__TASK DATA__
--- Start ---
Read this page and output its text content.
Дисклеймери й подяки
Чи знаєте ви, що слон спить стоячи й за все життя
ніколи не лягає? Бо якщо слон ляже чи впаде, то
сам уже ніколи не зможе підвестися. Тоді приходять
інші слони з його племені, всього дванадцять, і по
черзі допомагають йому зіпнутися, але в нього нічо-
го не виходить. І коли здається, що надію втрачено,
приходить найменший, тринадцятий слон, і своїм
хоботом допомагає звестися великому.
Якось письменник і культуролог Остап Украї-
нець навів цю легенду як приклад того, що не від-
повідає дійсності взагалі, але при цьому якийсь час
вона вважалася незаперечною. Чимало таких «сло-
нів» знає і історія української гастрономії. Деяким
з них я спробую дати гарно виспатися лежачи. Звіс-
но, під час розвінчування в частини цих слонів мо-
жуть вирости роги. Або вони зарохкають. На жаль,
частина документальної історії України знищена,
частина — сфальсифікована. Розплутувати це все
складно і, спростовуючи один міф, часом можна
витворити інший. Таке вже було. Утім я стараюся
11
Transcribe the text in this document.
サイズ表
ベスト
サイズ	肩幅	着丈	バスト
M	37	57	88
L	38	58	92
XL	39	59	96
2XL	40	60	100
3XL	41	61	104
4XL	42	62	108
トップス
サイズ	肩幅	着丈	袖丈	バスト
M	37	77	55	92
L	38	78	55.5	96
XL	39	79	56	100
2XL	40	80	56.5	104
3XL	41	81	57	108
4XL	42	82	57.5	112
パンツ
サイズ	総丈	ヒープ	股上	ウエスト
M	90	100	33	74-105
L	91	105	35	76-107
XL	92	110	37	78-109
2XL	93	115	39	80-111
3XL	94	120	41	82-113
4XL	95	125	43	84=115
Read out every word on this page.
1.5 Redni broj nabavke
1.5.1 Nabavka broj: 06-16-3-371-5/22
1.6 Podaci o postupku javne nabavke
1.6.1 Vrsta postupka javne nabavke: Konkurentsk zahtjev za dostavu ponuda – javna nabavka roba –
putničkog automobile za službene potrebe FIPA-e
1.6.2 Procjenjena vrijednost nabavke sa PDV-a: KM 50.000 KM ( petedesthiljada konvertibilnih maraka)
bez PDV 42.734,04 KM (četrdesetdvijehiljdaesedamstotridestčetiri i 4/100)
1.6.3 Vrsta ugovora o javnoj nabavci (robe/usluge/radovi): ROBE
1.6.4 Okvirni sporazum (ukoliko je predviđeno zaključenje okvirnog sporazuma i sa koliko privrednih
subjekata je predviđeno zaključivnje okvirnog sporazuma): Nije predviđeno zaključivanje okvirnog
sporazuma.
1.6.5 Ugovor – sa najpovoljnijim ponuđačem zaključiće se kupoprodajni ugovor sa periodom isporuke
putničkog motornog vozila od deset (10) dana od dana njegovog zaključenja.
--- End ---
__WHAT IS ASKED__
Search the data above for lines holding "sporazuma" and copy each of them.

__TASK OUTPUT__
1.6.4 Okvirni sporazum (ukoliko je predviđeno zaključenje okvirnog sporazuma i sa koliko privrednih
subjekata je predviđeno zaključivnje okvirnog sporazuma): Nije predviđeno zaključivanje okvirnog
sporazuma.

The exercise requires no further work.